Identify the lines that contain the word "nepoužívajte", then copy them.

--- START ---

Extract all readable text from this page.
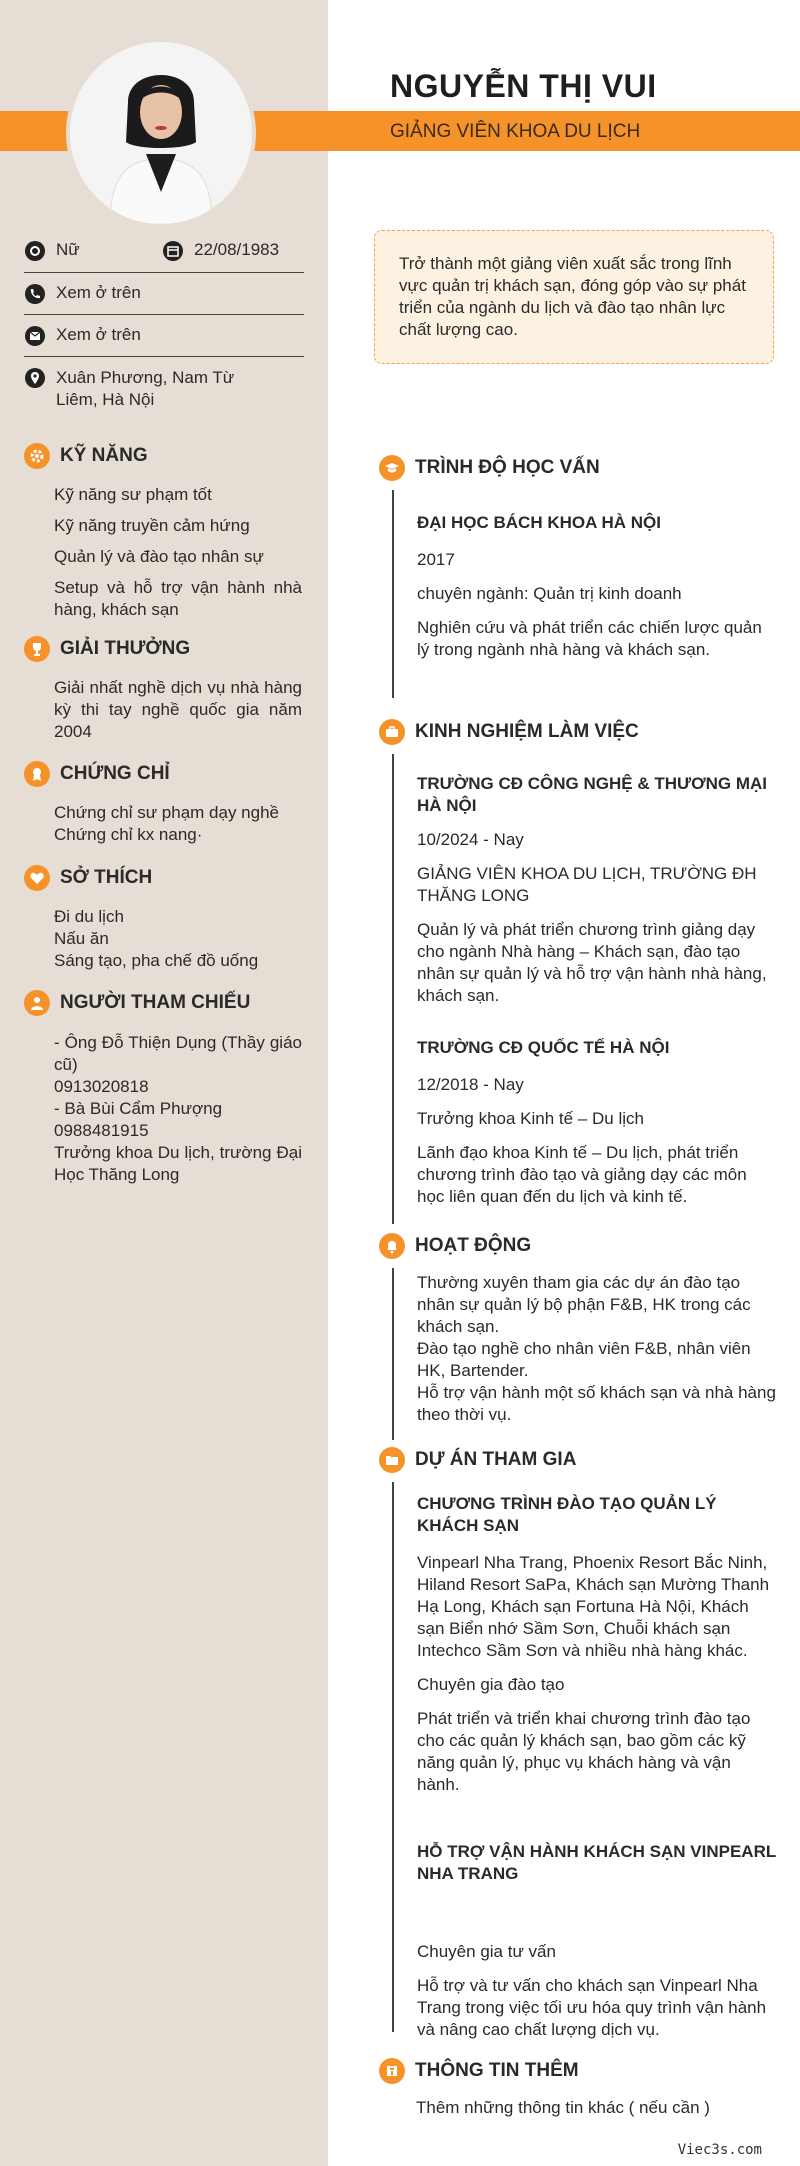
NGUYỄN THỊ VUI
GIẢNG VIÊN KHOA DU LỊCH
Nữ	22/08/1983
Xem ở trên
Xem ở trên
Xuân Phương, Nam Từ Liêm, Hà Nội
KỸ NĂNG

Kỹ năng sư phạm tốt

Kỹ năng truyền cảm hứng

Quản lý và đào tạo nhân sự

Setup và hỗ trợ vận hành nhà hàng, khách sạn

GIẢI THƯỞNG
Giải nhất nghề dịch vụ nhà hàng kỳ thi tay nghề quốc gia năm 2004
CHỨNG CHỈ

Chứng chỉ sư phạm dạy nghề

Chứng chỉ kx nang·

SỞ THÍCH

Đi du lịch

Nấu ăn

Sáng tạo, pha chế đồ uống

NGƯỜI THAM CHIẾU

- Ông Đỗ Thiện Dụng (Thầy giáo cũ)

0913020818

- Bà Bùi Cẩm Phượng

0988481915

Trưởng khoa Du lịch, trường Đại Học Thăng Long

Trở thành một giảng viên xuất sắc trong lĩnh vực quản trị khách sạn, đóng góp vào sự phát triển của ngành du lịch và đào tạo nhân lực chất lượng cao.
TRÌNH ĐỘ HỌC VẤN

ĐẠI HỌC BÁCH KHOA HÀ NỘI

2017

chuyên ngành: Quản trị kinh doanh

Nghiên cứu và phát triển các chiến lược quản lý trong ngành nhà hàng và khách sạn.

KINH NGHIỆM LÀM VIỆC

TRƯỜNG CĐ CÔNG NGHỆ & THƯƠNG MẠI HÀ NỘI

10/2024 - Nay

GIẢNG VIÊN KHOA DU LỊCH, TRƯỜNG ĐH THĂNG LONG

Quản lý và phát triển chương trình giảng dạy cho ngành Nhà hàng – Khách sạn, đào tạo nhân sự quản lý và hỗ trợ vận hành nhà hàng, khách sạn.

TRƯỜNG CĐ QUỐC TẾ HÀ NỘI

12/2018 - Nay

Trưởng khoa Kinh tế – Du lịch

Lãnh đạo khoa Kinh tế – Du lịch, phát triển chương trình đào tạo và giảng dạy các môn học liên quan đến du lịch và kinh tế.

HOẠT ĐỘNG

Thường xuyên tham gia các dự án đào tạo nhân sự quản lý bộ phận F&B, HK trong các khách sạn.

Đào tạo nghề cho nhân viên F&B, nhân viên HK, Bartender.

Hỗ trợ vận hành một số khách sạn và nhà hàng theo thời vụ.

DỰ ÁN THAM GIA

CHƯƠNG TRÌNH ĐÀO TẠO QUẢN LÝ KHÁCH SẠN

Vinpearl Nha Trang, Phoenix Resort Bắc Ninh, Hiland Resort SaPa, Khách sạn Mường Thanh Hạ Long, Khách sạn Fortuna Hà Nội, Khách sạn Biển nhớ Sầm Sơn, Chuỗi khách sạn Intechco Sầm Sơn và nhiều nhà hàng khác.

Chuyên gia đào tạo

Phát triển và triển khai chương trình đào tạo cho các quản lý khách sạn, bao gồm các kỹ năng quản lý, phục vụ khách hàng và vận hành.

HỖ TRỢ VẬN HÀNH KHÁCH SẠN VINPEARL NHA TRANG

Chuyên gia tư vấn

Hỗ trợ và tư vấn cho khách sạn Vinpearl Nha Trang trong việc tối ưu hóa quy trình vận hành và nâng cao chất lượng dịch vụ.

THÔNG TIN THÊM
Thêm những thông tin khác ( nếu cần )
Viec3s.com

--- END ---
--- START ---

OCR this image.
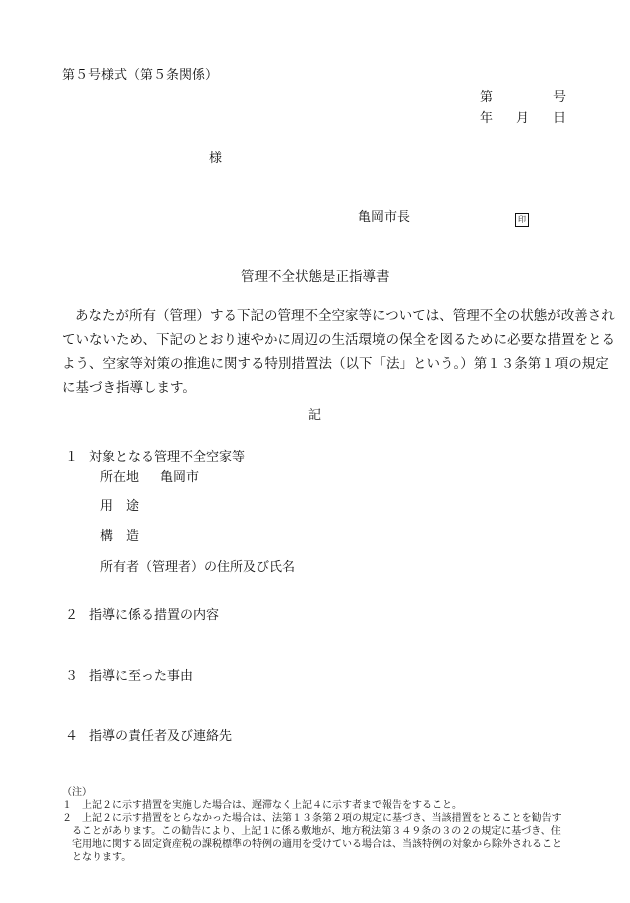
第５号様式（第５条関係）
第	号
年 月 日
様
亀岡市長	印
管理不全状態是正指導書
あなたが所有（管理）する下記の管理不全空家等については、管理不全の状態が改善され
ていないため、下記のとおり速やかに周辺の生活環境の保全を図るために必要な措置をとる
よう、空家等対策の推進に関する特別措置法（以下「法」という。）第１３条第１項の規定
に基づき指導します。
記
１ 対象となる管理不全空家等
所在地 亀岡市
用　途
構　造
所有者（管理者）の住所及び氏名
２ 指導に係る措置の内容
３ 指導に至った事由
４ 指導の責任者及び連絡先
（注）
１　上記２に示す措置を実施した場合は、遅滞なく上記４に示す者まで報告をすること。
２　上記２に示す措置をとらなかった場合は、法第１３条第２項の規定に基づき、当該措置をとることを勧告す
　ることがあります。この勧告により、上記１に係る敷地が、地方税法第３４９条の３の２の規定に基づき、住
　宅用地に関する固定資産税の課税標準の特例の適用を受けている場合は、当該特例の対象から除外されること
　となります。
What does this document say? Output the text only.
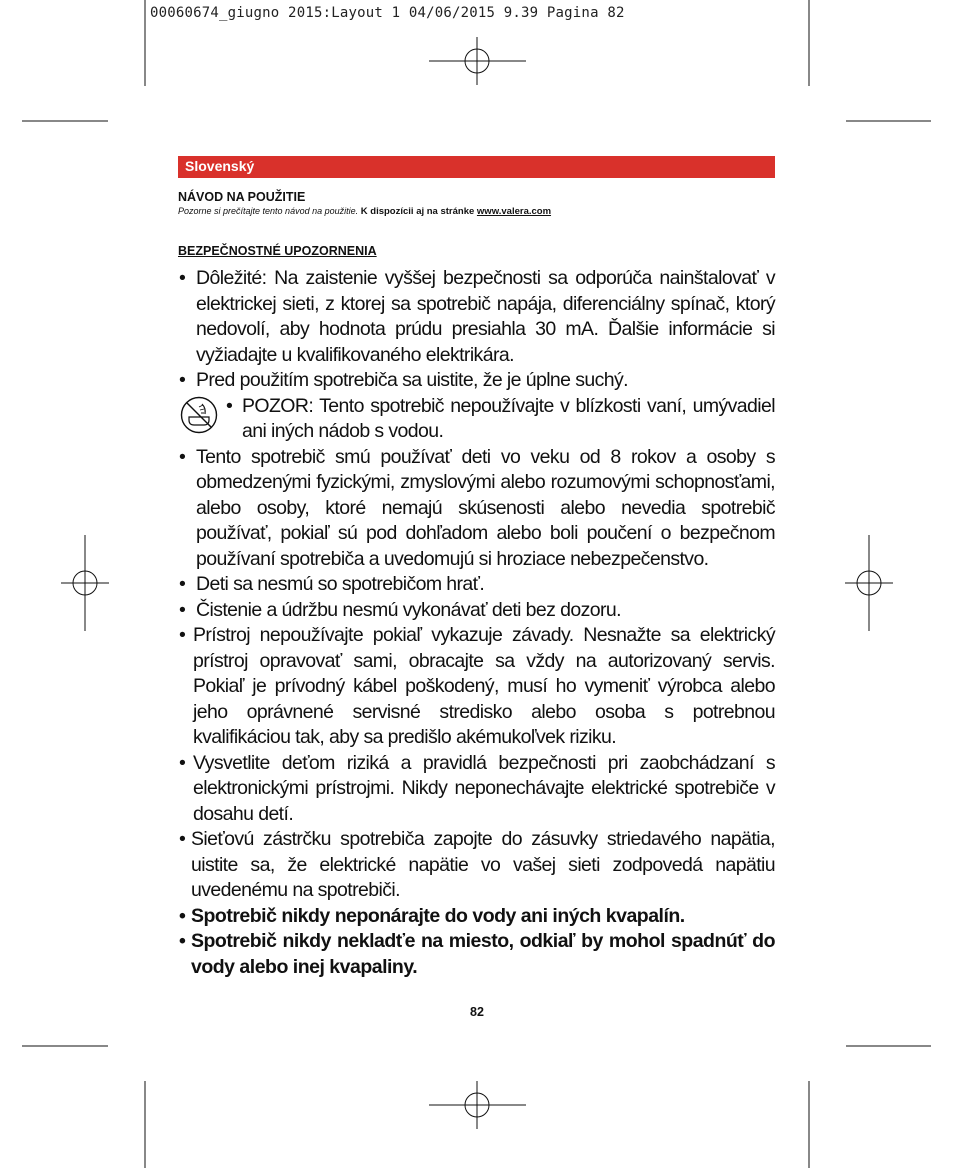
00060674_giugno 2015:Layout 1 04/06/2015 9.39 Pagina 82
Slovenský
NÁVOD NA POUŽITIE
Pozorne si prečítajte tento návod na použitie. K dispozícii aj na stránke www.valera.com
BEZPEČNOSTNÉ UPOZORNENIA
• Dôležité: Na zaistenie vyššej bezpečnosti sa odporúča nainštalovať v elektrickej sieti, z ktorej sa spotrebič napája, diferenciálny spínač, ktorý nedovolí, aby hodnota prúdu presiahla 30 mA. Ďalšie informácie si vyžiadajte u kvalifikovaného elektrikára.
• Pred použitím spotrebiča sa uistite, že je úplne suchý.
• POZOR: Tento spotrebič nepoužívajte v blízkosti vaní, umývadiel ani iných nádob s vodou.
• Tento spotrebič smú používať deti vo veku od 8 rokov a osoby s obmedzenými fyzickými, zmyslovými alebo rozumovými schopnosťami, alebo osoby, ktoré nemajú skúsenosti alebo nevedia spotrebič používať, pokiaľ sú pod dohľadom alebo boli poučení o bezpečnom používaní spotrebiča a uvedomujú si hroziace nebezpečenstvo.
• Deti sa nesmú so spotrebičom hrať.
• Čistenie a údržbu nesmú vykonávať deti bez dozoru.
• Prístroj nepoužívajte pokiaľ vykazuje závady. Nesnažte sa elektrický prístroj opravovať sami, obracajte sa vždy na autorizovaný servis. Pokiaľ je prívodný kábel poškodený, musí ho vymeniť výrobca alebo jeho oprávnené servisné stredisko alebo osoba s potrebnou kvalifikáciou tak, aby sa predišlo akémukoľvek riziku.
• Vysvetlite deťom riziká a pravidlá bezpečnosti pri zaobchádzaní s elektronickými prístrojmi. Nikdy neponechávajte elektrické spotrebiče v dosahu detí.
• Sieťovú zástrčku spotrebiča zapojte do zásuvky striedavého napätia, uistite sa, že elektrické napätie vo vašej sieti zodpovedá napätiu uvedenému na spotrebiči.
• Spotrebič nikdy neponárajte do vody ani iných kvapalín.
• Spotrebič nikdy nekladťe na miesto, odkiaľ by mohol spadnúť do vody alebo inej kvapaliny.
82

--- END ---

- _RESPONSE TO THE TASK_:
• POZOR: Tento spotrebič nepoužívajte v blízkosti vaní, umývadiel ani iných nádob s vodou.
• Prístroj nepoužívajte pokiaľ vykazuje závady. Nesnažte sa elektrický prístroj opravovať sami, obracajte sa vždy na autorizovaný servis. Pokiaľ je prívodný kábel poškodený, musí ho vymeniť výrobca alebo jeho oprávnené servisné stredisko alebo osoba s potrebnou kvalifikáciou tak, aby sa predišlo akémukoľvek riziku.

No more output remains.